══ EXCERPTED DATA ══

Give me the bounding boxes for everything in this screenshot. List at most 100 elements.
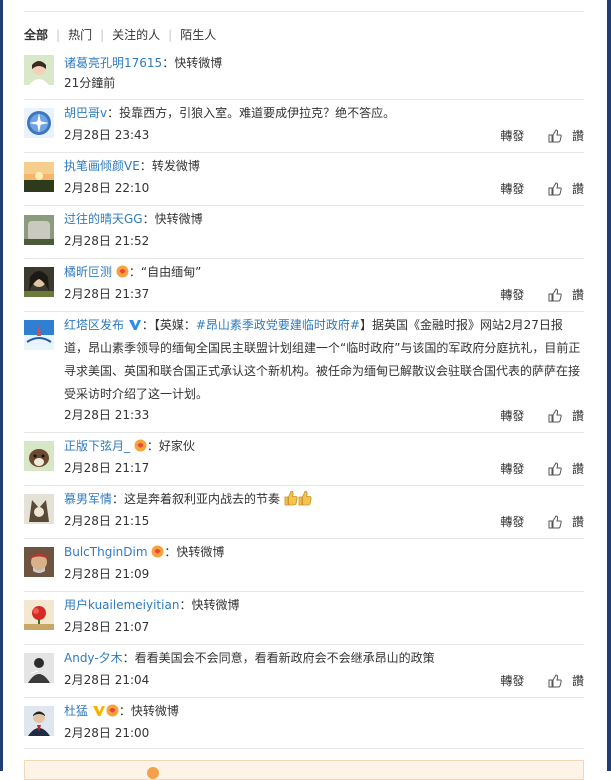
comment-actions: 轉發 讚 bbox=[500, 178, 584, 199]
thumbs-up-emoji-icon bbox=[284, 491, 298, 506]
comment-time: 21分鐘前 bbox=[64, 76, 116, 90]
verified-v-icon bbox=[128, 320, 141, 330]
comment-item: 诸葛亮孔明17615：快转微博 21分鐘前 bbox=[24, 52, 584, 100]
avatar[interactable] bbox=[24, 162, 54, 192]
comment-username[interactable]: 红塔区发布 bbox=[64, 318, 124, 332]
forward-button[interactable]: 轉發 bbox=[500, 671, 524, 691]
like-icon[interactable] bbox=[548, 461, 562, 476]
comment-separator: ： bbox=[164, 545, 177, 559]
forward-button[interactable]: 轉發 bbox=[500, 285, 524, 305]
reply-button[interactable]: 讚 bbox=[572, 126, 584, 146]
avatar[interactable] bbox=[24, 547, 54, 577]
comment-actions: 轉發 讚 bbox=[500, 458, 584, 479]
comment-username[interactable]: BulcThginDim bbox=[64, 545, 148, 559]
forward-button[interactable]: 轉發 bbox=[500, 512, 524, 532]
comment-time: 2月28日 21:04 bbox=[64, 673, 150, 687]
fan-badge-icon bbox=[151, 545, 164, 558]
comment-separator: ： bbox=[112, 492, 125, 506]
comment-text: 转发微博 bbox=[151, 159, 200, 173]
comment-username[interactable]: 橘昕叵测 bbox=[64, 265, 112, 279]
comment-time: 2月28日 23:43 bbox=[64, 128, 150, 142]
comment-text: 这是奔着叙利亚内战去的节奏 bbox=[124, 492, 281, 506]
comment-item: 用户kuailemeiyitian：快转微博 2月28日 21:07 bbox=[24, 593, 584, 645]
avatar[interactable] bbox=[24, 494, 54, 524]
tab-following[interactable]: 关注的人 bbox=[112, 26, 160, 43]
like-icon[interactable] bbox=[548, 514, 562, 529]
tab-separator: | bbox=[168, 27, 173, 42]
like-icon[interactable] bbox=[548, 181, 562, 196]
comment-username[interactable]: 执笔画倾颜VE bbox=[64, 159, 140, 173]
avatar[interactable] bbox=[24, 108, 54, 138]
comment-actions: 轉發 讚 bbox=[500, 125, 584, 146]
comment-text: 投靠西方，引狼入室。难道要成伊拉克？绝不答应。 bbox=[119, 106, 396, 120]
like-icon[interactable] bbox=[548, 128, 562, 143]
comment-actions: 轉發 讚 bbox=[500, 405, 584, 426]
left-frame bbox=[0, 0, 3, 771]
comment-item: 胡巴哥v：投靠西方，引狼入室。难道要成伊拉克？绝不答应。 2月28日 23:43… bbox=[24, 101, 584, 153]
comment-username[interactable]: 过往的晴天GG bbox=[64, 212, 143, 226]
reply-button[interactable]: 讚 bbox=[572, 459, 584, 479]
tab-all[interactable]: 全部 bbox=[24, 26, 48, 43]
comment-username[interactable]: Andy-夕木 bbox=[64, 651, 123, 665]
comment-text-prefix: 【英媒： bbox=[153, 318, 196, 332]
fan-badge-icon bbox=[106, 704, 119, 717]
comment-item: 慕男军情：这是奔着叙利亚内战去的节奏 2月28日 21:15 轉發 讚 bbox=[24, 487, 584, 539]
tab-strangers[interactable]: 陌生人 bbox=[180, 26, 216, 43]
avatar[interactable] bbox=[24, 320, 54, 350]
reply-button[interactable]: 讚 bbox=[572, 406, 584, 426]
comment-item: 过往的晴天GG：快转微博 2月28日 21:52 bbox=[24, 207, 584, 259]
forward-button[interactable]: 轉發 bbox=[500, 459, 524, 479]
reply-button[interactable]: 讚 bbox=[572, 179, 584, 199]
reply-button[interactable]: 讚 bbox=[572, 671, 584, 691]
comment-username[interactable]: 慕男军情 bbox=[64, 492, 112, 506]
reply-button[interactable]: 讚 bbox=[572, 512, 584, 532]
avatar[interactable] bbox=[24, 55, 54, 85]
avatar[interactable] bbox=[24, 706, 54, 736]
forward-button[interactable]: 轉發 bbox=[500, 406, 524, 426]
comment-separator: ： bbox=[179, 598, 192, 612]
comment-text: “自由缅甸” bbox=[140, 265, 202, 279]
comment-username[interactable]: 诸葛亮孔明17615 bbox=[64, 56, 162, 70]
comment-actions: 轉發 讚 bbox=[500, 511, 584, 532]
comment-text: 快转微博 bbox=[176, 545, 225, 559]
yellow-v-icon bbox=[92, 706, 105, 716]
comment-actions: 轉發 讚 bbox=[500, 670, 584, 691]
comment-username[interactable]: 用户kuailemeiyitian bbox=[64, 598, 179, 612]
comment-item: BulcThginDim ：快转微博 2月28日 21:09 bbox=[24, 540, 584, 592]
fan-badge-icon bbox=[116, 265, 129, 278]
tab-hot[interactable]: 热门 bbox=[68, 26, 92, 43]
forward-button[interactable]: 轉發 bbox=[500, 126, 524, 146]
comment-separator: ： bbox=[128, 265, 141, 279]
comment-item: Andy-夕木：看看美国会不会同意，看看新政府会不会继承昂山的政策 2月28日 … bbox=[24, 646, 584, 698]
comment-time: 2月28日 21:09 bbox=[64, 567, 150, 581]
comment-filter-tabs: 全部 | 热门 | 关注的人 | 陌生人 bbox=[24, 26, 216, 44]
like-icon[interactable] bbox=[548, 287, 562, 302]
thumbs-up-emoji-icon bbox=[298, 491, 312, 506]
comment-username[interactable]: 正版下弦月_ bbox=[64, 439, 130, 453]
comment-text: 看看美国会不会同意，看看新政府会不会继承昂山的政策 bbox=[134, 651, 435, 665]
comment-time: 2月28日 21:37 bbox=[64, 287, 150, 301]
comment-separator: ： bbox=[122, 651, 135, 665]
comment-separator: ： bbox=[107, 106, 120, 120]
comment-text: 好家伙 bbox=[158, 439, 195, 453]
avatar[interactable] bbox=[24, 600, 54, 630]
comment-username[interactable]: 杜猛 bbox=[64, 704, 88, 718]
comment-separator: ： bbox=[142, 212, 155, 226]
fan-badge-icon bbox=[134, 439, 147, 452]
bottom-notice-box bbox=[24, 760, 584, 780]
reply-button[interactable]: 讚 bbox=[572, 285, 584, 305]
comment-text: 快转微博 bbox=[154, 212, 203, 226]
top-divider bbox=[24, 11, 584, 12]
comment-text: 快转微博 bbox=[174, 56, 223, 70]
topic-link[interactable]: #昂山素季政党要建临时政府# bbox=[196, 318, 360, 332]
forward-button[interactable]: 轉發 bbox=[500, 179, 524, 199]
comment-time: 2月28日 21:17 bbox=[64, 461, 150, 475]
avatar[interactable] bbox=[24, 267, 54, 297]
avatar[interactable] bbox=[24, 215, 54, 245]
comment-username[interactable]: 胡巴哥v bbox=[64, 106, 107, 120]
avatar[interactable] bbox=[24, 653, 54, 683]
like-icon[interactable] bbox=[548, 408, 562, 423]
comment-item: 杜猛 ：快转微博 2月28日 21:00 bbox=[24, 699, 584, 749]
avatar[interactable] bbox=[24, 441, 54, 471]
like-icon[interactable] bbox=[548, 673, 562, 688]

═══

# INSTRUCTIONS TO FOLLOW
Write out the lines of the material from the one holding "comment-actions: 轉發 讚 bbox=[500, 178, 584, 199]" down to the one holding "comment-separator: ： bbox=[164, 545, 177, 559]", keeping both of those lines and changing nothing.

# SOLUTION FOR THIS TASK
comment-actions: 轉發 讚 bbox=[500, 178, 584, 199]
thumbs-up-emoji-icon bbox=[284, 491, 298, 506]
comment-time: 21分鐘前 bbox=[64, 76, 116, 90]
verified-v-icon bbox=[128, 320, 141, 330]
comment-item: 诸葛亮孔明17615：快转微博 21分鐘前 bbox=[24, 52, 584, 100]
avatar[interactable] bbox=[24, 162, 54, 192]
comment-username[interactable]: 红塔区发布 bbox=[64, 318, 124, 332]
forward-button[interactable]: 轉發 bbox=[500, 671, 524, 691]
like-icon[interactable] bbox=[548, 461, 562, 476]
comment-separator: ： bbox=[164, 545, 177, 559]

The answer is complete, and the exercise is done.